***** DATA *****

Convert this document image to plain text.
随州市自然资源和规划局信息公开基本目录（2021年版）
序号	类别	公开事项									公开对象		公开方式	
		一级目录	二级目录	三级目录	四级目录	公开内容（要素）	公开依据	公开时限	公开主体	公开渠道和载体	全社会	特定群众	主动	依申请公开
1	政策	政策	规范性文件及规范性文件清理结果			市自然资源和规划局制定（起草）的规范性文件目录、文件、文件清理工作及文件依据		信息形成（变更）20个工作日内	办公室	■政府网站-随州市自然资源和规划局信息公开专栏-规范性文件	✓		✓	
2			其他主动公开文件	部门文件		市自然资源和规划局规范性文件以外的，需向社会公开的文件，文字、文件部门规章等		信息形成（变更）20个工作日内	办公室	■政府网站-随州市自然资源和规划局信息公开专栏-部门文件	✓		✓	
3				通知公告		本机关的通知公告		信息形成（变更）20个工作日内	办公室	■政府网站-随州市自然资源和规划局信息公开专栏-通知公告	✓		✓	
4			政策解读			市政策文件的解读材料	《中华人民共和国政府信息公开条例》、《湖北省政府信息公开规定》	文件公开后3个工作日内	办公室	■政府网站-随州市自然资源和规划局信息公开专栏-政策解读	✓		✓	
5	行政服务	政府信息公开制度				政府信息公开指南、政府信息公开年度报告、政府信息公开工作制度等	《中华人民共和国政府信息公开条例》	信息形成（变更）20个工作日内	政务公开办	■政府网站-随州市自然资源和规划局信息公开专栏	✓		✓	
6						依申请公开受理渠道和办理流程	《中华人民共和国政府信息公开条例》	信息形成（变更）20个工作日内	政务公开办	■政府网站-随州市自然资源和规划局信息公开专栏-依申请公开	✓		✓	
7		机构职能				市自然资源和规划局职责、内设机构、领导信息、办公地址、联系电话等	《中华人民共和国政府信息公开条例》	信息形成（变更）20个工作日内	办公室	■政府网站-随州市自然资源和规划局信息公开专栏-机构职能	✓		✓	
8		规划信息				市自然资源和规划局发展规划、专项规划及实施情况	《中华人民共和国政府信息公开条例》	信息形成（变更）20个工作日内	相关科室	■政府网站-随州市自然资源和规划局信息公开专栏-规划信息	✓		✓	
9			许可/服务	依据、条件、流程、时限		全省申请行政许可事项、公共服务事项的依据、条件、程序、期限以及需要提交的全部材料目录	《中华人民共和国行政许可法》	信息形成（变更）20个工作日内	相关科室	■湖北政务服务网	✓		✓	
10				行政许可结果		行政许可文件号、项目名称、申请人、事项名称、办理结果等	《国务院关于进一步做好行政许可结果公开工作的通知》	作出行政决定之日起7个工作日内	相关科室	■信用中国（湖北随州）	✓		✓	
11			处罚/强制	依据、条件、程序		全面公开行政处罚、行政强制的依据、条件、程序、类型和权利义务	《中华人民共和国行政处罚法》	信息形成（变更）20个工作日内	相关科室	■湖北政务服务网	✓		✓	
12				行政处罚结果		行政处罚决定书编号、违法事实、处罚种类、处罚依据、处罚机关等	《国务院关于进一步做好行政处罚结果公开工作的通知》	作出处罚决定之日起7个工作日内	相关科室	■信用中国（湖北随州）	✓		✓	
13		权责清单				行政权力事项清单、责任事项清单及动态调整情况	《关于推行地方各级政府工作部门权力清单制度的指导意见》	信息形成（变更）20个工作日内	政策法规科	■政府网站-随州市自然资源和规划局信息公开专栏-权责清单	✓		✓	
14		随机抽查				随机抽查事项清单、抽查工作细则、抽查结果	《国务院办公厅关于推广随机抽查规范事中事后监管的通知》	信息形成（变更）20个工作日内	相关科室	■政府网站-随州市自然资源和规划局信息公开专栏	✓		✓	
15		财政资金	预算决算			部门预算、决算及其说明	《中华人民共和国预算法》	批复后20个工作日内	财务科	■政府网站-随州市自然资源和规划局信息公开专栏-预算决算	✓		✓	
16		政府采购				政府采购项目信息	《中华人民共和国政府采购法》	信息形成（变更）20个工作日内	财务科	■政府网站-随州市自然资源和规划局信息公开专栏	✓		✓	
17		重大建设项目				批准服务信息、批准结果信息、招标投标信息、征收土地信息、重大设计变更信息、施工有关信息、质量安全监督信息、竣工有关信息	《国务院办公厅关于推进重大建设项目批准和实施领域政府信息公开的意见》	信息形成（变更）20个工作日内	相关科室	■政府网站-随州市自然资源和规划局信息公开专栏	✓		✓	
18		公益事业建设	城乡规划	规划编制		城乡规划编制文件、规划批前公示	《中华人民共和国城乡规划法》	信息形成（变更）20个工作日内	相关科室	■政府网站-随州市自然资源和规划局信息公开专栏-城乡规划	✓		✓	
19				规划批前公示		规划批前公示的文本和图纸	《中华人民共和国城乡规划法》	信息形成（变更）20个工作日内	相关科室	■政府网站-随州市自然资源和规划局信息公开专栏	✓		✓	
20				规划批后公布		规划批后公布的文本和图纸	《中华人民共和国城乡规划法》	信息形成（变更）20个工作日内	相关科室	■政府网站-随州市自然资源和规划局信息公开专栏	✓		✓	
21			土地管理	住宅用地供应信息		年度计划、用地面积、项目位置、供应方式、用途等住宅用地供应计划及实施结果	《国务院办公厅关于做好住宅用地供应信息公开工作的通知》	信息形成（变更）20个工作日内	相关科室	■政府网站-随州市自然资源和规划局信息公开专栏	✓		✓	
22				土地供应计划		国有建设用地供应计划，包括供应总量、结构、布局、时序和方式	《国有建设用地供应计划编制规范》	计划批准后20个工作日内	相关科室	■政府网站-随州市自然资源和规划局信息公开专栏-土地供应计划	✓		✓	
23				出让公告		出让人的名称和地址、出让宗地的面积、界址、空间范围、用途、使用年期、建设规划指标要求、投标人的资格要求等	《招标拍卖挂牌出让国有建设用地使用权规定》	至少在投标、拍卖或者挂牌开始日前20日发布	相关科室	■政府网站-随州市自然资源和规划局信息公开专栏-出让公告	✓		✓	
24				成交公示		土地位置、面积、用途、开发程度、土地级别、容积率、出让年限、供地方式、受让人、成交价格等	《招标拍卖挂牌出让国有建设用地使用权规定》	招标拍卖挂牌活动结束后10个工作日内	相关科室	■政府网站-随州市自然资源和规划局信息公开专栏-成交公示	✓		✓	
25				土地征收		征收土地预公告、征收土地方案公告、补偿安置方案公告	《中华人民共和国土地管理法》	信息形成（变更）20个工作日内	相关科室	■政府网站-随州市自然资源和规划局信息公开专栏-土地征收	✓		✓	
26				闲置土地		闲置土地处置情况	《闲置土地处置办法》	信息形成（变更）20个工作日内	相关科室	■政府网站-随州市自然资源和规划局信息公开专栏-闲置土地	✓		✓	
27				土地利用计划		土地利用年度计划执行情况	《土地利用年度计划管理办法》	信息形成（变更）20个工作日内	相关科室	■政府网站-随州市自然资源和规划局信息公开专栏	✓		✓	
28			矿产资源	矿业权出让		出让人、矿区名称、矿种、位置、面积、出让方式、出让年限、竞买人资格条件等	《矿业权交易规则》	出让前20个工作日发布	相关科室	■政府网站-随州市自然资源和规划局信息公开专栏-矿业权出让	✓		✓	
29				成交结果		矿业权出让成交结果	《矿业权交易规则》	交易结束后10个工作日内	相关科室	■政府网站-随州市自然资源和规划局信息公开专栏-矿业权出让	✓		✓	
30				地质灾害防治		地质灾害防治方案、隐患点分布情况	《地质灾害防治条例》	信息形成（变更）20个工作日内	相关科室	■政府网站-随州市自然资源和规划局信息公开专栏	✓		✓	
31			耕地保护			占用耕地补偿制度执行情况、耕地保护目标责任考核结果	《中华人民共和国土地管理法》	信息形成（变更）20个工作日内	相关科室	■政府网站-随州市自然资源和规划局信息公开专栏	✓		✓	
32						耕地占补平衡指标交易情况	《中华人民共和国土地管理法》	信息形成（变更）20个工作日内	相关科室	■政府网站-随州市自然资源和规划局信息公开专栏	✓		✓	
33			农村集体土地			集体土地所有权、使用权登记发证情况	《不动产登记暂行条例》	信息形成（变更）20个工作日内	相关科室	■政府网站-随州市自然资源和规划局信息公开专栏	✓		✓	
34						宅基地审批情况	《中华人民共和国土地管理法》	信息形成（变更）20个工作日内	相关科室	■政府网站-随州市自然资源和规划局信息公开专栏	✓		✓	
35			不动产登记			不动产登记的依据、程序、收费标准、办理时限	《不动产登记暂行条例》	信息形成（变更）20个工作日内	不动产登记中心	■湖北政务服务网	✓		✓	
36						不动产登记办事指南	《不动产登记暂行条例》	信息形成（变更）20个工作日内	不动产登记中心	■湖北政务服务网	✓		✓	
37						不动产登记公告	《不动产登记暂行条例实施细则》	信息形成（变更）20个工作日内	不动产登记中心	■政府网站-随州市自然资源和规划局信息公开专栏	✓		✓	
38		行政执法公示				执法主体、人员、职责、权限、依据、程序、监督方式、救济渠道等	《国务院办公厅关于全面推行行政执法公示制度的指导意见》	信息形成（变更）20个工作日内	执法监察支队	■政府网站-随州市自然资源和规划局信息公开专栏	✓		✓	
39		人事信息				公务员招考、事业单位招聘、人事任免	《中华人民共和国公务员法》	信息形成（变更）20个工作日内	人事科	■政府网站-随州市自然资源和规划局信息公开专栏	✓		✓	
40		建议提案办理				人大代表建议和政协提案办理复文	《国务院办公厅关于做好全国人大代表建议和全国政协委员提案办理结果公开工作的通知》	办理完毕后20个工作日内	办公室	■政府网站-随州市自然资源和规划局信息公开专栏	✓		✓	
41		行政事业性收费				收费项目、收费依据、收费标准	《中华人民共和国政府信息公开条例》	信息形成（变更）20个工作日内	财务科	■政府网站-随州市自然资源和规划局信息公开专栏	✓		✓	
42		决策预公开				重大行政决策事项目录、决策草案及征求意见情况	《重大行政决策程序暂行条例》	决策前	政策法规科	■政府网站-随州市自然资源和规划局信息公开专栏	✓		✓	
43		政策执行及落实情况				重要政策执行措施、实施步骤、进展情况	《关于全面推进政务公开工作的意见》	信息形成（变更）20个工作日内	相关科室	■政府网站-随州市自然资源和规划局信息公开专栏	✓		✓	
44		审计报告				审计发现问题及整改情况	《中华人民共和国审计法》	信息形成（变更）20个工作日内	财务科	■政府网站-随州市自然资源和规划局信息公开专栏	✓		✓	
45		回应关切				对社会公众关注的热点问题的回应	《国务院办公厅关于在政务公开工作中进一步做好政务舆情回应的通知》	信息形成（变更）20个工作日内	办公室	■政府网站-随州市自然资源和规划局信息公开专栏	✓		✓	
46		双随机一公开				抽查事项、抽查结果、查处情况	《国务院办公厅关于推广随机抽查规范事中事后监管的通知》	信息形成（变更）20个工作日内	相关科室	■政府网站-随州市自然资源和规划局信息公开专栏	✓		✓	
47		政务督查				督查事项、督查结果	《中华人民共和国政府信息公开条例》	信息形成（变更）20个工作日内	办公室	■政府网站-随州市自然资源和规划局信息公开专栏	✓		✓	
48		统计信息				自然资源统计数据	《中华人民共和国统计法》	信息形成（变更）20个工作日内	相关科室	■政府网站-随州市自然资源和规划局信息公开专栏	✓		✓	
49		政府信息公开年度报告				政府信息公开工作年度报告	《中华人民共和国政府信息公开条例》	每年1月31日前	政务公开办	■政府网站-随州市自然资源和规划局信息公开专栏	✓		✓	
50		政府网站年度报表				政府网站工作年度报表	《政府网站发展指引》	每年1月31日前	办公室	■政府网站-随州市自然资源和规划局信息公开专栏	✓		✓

*****

*SHORT TASK:* Gather and return every line that holds the string "中华人民共和国土地管理法".

*REPLY:*
25				土地征收		征收土地预公告、征收土地方案公告、补偿安置方案公告	《中华人民共和国土地管理法》	信息形成（变更）20个工作日内	相关科室	■政府网站-随州市自然资源和规划局信息公开专栏-土地征收	✓		✓	
31			耕地保护			占用耕地补偿制度执行情况、耕地保护目标责任考核结果	《中华人民共和国土地管理法》	信息形成（变更）20个工作日内	相关科室	■政府网站-随州市自然资源和规划局信息公开专栏	✓		✓	
32						耕地占补平衡指标交易情况	《中华人民共和国土地管理法》	信息形成（变更）20个工作日内	相关科室	■政府网站-随州市自然资源和规划局信息公开专栏	✓		✓	
34						宅基地审批情况	《中华人民共和国土地管理法》	信息形成（变更）20个工作日内	相关科室	■政府网站-随州市自然资源和规划局信息公开专栏	✓		✓	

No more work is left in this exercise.